— What needs to be done —
Write out the whole of the material exactly.

— Extracted material —
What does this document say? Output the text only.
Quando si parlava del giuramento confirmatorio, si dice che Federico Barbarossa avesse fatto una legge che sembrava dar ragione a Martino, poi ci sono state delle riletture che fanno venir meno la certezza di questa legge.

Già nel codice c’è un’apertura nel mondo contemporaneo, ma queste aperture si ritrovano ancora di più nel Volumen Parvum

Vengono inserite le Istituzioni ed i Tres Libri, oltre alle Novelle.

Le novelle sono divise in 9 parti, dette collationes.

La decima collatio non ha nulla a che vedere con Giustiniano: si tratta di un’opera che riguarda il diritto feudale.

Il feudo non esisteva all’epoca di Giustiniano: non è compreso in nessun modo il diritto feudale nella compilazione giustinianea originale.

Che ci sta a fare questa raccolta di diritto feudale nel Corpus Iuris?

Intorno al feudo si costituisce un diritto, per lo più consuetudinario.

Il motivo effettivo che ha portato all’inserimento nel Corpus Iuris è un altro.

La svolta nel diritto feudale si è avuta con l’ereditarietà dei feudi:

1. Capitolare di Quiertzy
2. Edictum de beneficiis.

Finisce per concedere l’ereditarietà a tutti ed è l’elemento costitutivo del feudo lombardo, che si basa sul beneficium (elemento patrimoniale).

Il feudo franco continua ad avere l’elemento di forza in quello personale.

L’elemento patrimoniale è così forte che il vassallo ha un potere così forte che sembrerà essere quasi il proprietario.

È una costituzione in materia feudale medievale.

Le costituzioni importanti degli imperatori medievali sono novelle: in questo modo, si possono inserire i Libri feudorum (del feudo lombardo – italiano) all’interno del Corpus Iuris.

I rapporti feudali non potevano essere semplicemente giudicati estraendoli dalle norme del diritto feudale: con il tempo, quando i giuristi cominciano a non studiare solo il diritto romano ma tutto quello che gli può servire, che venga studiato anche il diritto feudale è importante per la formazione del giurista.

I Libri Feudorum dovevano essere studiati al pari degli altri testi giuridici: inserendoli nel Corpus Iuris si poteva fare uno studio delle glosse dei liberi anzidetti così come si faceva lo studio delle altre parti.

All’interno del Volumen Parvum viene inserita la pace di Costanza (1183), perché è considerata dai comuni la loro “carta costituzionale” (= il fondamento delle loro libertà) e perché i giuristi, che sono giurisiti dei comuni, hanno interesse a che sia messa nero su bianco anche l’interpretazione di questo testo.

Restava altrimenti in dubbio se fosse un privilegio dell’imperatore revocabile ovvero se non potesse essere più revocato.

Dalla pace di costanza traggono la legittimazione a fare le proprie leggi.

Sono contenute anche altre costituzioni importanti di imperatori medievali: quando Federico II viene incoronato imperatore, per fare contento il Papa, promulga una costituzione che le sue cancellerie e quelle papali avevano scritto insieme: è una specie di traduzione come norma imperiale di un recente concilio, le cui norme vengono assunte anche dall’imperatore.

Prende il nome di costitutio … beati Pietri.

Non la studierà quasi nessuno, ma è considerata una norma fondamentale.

— Correct response —
What does this document say? Output the text only.
Quando si parlava del giuramento confirmatorio, si dice che Federico Barbarossa avesse fatto una legge che sembrava dar ragione a Martino, poi ci sono state delle riletture che fanno venir meno la certezza di questa legge.

Già nel codice c’è un’apertura nel mondo contemporaneo, ma queste aperture si ritrovano ancora di più nel Volumen Parvum

Vengono inserite le Istituzioni ed i Tres Libri, oltre alle Novelle.

Le novelle sono divise in 9 parti, dette collationes.

La decima collatio non ha nulla a che vedere con Giustiniano: si tratta di un’opera che riguarda il diritto feudale.

Il feudo non esisteva all’epoca di Giustiniano: non è compreso in nessun modo il diritto feudale nella compilazione giustinianea originale.

Che ci sta a fare questa raccolta di diritto feudale nel Corpus Iuris?

Intorno al feudo si costituisce un diritto, per lo più consuetudinario.

Il motivo effettivo che ha portato all’inserimento nel Corpus Iuris è un altro.

La svolta nel diritto feudale si è avuta con l’ereditarietà dei feudi:

1. Capitolare di Quiertzy
2. Edictum de beneficiis.

Finisce per concedere l’ereditarietà a tutti ed è l’elemento costitutivo del feudo lombardo, che si basa sul beneficium (elemento patrimoniale).

Il feudo franco continua ad avere l’elemento di forza in quello personale.

L’elemento patrimoniale è così forte che il vassallo ha un potere così forte che sembrerà essere quasi il proprietario.

È una costituzione in materia feudale medievale.

Le costituzioni importanti degli imperatori medievali sono novelle: in questo modo, si possono inserire i Libri feudorum (del feudo lombardo – italiano) all’interno del Corpus Iuris.

I rapporti feudali non potevano essere semplicemente giudicati estraendoli dalle norme del diritto feudale: con il tempo, quando i giuristi cominciano a non studiare solo il diritto romano ma tutto quello che gli può servire, che venga studiato anche il diritto feudale è importante per la formazione del giurista.

I Libri Feudorum dovevano essere studiati al pari degli altri testi giuridici: inserendoli nel Corpus Iuris si poteva fare uno studio delle glosse dei liberi anzidetti così come si faceva lo studio delle altre parti.

All’interno del Volumen Parvum viene inserita la pace di Costanza (1183), perché è considerata dai comuni la loro “carta costituzionale” (= il fondamento delle loro libertà) e perché i giuristi, che sono giurisiti dei comuni, hanno interesse a che sia messa nero su bianco anche l’interpretazione di questo testo.

Restava altrimenti in dubbio se fosse un privilegio dell’imperatore revocabile ovvero se non potesse essere più revocato.

Dalla pace di costanza traggono la legittimazione a fare le proprie leggi.

Sono contenute anche altre costituzioni importanti di imperatori medievali: quando Federico II viene incoronato imperatore, per fare contento il Papa, promulga una costituzione che le sue cancellerie e quelle papali avevano scritto insieme: è una specie di traduzione come norma imperiale di un recente concilio, le cui norme vengono assunte anche dall’imperatore.

Prende il nome di costitutio … beati Pietri.

Non la studierà quasi nessuno, ma è considerata una norma fondamentale.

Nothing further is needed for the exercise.